Lines containing the string "heading" are to be collected in full.

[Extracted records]
▬▬▬
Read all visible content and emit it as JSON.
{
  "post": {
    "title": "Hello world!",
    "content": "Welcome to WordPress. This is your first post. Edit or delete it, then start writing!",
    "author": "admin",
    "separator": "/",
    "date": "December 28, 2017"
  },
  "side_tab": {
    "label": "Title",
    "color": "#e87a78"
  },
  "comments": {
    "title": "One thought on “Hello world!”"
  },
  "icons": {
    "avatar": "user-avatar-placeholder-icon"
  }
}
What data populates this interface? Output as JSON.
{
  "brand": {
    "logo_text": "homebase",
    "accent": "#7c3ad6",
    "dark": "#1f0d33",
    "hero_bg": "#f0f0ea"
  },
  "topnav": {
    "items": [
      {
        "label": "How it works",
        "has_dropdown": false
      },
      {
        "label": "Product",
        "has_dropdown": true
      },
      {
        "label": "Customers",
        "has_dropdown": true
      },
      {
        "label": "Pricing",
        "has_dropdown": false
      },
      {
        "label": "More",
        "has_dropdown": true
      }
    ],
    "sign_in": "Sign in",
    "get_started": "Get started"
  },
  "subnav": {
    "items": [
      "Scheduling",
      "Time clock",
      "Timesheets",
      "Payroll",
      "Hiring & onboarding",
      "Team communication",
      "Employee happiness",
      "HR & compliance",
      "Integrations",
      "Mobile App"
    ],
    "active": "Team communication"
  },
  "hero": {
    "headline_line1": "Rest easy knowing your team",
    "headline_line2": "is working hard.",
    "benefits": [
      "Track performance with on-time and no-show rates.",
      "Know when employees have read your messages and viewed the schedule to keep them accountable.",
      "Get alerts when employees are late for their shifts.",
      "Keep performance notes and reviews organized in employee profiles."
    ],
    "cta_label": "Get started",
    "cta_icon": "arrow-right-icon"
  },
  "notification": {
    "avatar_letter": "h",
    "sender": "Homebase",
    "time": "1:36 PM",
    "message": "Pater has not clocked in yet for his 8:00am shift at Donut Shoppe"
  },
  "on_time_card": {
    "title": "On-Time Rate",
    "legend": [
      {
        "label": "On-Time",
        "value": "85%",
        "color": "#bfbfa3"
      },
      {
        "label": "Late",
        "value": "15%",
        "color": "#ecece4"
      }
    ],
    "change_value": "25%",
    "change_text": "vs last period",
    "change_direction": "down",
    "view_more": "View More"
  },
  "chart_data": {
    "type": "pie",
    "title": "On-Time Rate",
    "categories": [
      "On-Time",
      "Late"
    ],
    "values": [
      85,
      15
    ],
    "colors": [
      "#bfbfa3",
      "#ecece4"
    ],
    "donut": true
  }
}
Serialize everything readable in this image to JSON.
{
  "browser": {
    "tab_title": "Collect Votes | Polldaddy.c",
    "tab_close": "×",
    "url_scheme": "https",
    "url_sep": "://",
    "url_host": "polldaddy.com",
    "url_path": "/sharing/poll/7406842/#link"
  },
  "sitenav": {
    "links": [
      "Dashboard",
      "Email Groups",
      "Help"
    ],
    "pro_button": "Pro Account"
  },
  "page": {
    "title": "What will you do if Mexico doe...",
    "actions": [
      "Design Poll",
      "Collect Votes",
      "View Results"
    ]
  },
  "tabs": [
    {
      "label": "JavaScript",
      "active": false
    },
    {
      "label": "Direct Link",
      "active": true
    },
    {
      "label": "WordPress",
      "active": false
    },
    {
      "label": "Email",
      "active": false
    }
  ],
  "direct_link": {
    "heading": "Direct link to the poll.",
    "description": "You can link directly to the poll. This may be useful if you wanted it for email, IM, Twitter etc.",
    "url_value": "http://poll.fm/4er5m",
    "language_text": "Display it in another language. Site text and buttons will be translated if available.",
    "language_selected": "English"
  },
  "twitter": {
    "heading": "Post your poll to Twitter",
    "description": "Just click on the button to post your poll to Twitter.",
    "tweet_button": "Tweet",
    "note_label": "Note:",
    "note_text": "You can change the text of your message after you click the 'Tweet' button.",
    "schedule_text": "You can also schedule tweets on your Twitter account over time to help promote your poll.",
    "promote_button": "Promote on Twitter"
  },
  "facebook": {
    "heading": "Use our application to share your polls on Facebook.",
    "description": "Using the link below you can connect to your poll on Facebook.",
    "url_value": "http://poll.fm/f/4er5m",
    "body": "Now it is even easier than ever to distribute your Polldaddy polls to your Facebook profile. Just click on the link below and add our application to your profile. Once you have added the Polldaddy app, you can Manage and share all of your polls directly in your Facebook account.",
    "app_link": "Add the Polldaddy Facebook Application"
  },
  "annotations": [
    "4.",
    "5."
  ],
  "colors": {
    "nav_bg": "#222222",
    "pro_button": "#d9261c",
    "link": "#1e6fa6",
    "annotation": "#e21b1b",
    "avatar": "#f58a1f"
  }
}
▬▬▬
◆ **Response below**
    "heading": "Direct link to the poll.",
    "heading": "Post your poll to Twitter",
    "heading": "Use our application to share your polls on Facebook.",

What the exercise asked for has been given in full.